Set down, in full, every record in the block.

§ §

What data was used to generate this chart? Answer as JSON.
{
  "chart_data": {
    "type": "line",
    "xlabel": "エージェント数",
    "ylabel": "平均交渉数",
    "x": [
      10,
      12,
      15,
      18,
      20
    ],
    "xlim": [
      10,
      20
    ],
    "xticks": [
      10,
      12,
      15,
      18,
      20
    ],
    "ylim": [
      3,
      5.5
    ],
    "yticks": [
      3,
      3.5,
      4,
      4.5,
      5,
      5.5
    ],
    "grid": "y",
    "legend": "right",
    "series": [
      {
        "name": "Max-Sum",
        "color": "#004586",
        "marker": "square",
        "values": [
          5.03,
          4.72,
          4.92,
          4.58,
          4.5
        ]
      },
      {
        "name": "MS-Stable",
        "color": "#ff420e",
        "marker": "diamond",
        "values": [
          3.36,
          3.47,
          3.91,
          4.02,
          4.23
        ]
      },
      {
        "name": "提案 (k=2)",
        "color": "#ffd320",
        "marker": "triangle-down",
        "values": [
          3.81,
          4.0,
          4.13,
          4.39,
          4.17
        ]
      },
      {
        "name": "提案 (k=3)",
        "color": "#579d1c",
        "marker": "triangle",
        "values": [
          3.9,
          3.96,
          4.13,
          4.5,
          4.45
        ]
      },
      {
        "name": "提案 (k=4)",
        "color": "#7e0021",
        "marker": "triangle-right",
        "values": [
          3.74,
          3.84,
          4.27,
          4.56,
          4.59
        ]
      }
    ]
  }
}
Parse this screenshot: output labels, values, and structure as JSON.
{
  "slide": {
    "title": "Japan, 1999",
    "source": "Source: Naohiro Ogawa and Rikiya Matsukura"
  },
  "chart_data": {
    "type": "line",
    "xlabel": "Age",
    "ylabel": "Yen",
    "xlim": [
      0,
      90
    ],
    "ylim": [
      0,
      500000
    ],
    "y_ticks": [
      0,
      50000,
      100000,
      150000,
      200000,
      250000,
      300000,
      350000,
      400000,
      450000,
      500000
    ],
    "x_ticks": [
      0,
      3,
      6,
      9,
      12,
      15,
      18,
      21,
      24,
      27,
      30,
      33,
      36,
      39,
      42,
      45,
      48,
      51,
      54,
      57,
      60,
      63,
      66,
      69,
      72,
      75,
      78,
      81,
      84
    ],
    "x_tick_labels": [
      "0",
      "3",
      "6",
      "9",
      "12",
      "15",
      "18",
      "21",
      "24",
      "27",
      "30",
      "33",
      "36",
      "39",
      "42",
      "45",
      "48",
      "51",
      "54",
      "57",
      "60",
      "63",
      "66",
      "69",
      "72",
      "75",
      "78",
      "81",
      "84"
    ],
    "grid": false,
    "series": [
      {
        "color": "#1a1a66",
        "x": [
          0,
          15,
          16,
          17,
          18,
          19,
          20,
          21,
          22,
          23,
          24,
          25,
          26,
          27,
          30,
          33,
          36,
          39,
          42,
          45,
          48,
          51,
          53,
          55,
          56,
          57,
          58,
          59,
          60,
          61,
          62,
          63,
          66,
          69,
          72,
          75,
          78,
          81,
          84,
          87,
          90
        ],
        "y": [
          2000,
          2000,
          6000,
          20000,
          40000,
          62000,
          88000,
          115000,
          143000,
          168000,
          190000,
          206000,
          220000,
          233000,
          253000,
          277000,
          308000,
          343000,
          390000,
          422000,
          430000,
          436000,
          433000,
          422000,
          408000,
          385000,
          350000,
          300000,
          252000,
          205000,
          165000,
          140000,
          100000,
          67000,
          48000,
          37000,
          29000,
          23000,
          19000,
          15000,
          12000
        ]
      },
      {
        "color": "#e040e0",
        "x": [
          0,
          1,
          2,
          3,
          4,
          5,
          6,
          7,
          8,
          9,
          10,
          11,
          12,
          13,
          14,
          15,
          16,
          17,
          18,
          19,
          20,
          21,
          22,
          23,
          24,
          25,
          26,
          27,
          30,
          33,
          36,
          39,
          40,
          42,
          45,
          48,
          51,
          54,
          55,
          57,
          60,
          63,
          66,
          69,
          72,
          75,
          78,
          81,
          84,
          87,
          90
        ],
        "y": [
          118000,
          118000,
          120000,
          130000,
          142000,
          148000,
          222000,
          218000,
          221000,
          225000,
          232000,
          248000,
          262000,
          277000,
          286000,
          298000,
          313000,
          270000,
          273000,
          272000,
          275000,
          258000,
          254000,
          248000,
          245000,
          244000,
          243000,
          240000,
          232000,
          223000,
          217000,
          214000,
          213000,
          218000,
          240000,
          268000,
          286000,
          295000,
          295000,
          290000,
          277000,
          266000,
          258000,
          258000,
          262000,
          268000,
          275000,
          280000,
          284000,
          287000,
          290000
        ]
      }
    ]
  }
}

§ §

*Solution for this task*:
What data was used to generate this chart? Answer as JSON.
{
  "chart_data": {
    "type": "line",
    "xlabel": "エージェント数",
    "ylabel": "平均交渉数",
    "x": [
      10,
      12,
      15,
      18,
      20
    ],
    "xlim": [
      10,
      20
    ],
    "xticks": [
      10,
      12,
      15,
      18,
      20
    ],
    "ylim": [
      3,
      5.5
    ],
    "yticks": [
      3,
      3.5,
      4,
      4.5,
      5,
      5.5
    ],
    "grid": "y",
    "legend": "right",
    "series": [
      {
        "name": "Max-Sum",
        "color": "#004586",
        "marker": "square",
        "values": [
          5.03,
          4.72,
          4.92,
          4.58,
          4.5
        ]
      },
      {
        "name": "MS-Stable",
        "color": "#ff420e",
        "marker": "diamond",
        "values": [
          3.36,
          3.47,
          3.91,
          4.02,
          4.23
        ]
      },
      {
        "name": "提案 (k=2)",
        "color": "#ffd320",
        "marker": "triangle-down",
        "values": [
          3.81,
          4.0,
          4.13,
          4.39,
          4.17
        ]
      },
      {
        "name": "提案 (k=3)",
        "color": "#579d1c",
        "marker": "triangle",
        "values": [
          3.9,
          3.96,
          4.13,
          4.5,
          4.45
        ]
      },
      {
        "name": "提案 (k=4)",
        "color": "#7e0021",
        "marker": "triangle-right",
        "values": [
          3.74,
          3.84,
          4.27,
          4.56,
          4.59
        ]
      }
    ]
  }
}
Parse this screenshot: output labels, values, and structure as JSON.
{
  "slide": {
    "title": "Japan, 1999",
    "source": "Source: Naohiro Ogawa and Rikiya Matsukura"
  },
  "chart_data": {
    "type": "line",
    "xlabel": "Age",
    "ylabel": "Yen",
    "xlim": [
      0,
      90
    ],
    "ylim": [
      0,
      500000
    ],
    "y_ticks": [
      0,
      50000,
      100000,
      150000,
      200000,
      250000,
      300000,
      350000,
      400000,
      450000,
      500000
    ],
    "x_ticks": [
      0,
      3,
      6,
      9,
      12,
      15,
      18,
      21,
      24,
      27,
      30,
      33,
      36,
      39,
      42,
      45,
      48,
      51,
      54,
      57,
      60,
      63,
      66,
      69,
      72,
      75,
      78,
      81,
      84
    ],
    "x_tick_labels": [
      "0",
      "3",
      "6",
      "9",
      "12",
      "15",
      "18",
      "21",
      "24",
      "27",
      "30",
      "33",
      "36",
      "39",
      "42",
      "45",
      "48",
      "51",
      "54",
      "57",
      "60",
      "63",
      "66",
      "69",
      "72",
      "75",
      "78",
      "81",
      "84"
    ],
    "grid": false,
    "series": [
      {
        "color": "#1a1a66",
        "x": [
          0,
          15,
          16,
          17,
          18,
          19,
          20,
          21,
          22,
          23,
          24,
          25,
          26,
          27,
          30,
          33,
          36,
          39,
          42,
          45,
          48,
          51,
          53,
          55,
          56,
          57,
          58,
          59,
          60,
          61,
          62,
          63,
          66,
          69,
          72,
          75,
          78,
          81,
          84,
          87,
          90
        ],
        "y": [
          2000,
          2000,
          6000,
          20000,
          40000,
          62000,
          88000,
          115000,
          143000,
          168000,
          190000,
          206000,
          220000,
          233000,
          253000,
          277000,
          308000,
          343000,
          390000,
          422000,
          430000,
          436000,
          433000,
          422000,
          408000,
          385000,
          350000,
          300000,
          252000,
          205000,
          165000,
          140000,
          100000,
          67000,
          48000,
          37000,
          29000,
          23000,
          19000,
          15000,
          12000
        ]
      },
      {
        "color": "#e040e0",
        "x": [
          0,
          1,
          2,
          3,
          4,
          5,
          6,
          7,
          8,
          9,
          10,
          11,
          12,
          13,
          14,
          15,
          16,
          17,
          18,
          19,
          20,
          21,
          22,
          23,
          24,
          25,
          26,
          27,
          30,
          33,
          36,
          39,
          40,
          42,
          45,
          48,
          51,
          54,
          55,
          57,
          60,
          63,
          66,
          69,
          72,
          75,
          78,
          81,
          84,
          87,
          90
        ],
        "y": [
          118000,
          118000,
          120000,
          130000,
          142000,
          148000,
          222000,
          218000,
          221000,
          225000,
          232000,
          248000,
          262000,
          277000,
          286000,
          298000,
          313000,
          270000,
          273000,
          272000,
          275000,
          258000,
          254000,
          248000,
          245000,
          244000,
          243000,
          240000,
          232000,
          223000,
          217000,
          214000,
          213000,
          218000,
          240000,
          268000,
          286000,
          295000,
          295000,
          290000,
          277000,
          266000,
          258000,
          258000,
          262000,
          268000,
          275000,
          280000,
          284000,
          287000,
          290000
        ]
      }
    ]
  }
}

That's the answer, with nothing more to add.